* **Work to be completed**
Single out the lines of the material that contain "creates" and copy them.

* **Records supplied**
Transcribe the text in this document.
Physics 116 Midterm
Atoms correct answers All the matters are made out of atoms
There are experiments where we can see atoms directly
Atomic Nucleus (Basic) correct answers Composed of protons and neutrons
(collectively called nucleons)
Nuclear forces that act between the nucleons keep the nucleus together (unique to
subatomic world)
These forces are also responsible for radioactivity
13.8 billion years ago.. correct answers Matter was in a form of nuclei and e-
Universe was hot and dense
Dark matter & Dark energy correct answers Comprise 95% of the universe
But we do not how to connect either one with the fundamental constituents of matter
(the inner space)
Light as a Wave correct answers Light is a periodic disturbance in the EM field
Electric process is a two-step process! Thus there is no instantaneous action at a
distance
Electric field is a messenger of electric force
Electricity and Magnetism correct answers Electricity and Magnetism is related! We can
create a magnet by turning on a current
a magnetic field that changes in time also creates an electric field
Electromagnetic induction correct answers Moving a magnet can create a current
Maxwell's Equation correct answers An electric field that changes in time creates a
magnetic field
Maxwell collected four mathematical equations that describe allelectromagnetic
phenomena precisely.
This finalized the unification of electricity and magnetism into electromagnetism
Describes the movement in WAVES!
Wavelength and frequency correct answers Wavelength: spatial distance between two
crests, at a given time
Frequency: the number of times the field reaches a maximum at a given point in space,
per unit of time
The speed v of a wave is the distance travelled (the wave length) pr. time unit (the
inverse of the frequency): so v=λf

* **Worked solution**
a magnetic field that changes in time also creates an electric field
Maxwell's Equation correct answers An electric field that changes in time creates a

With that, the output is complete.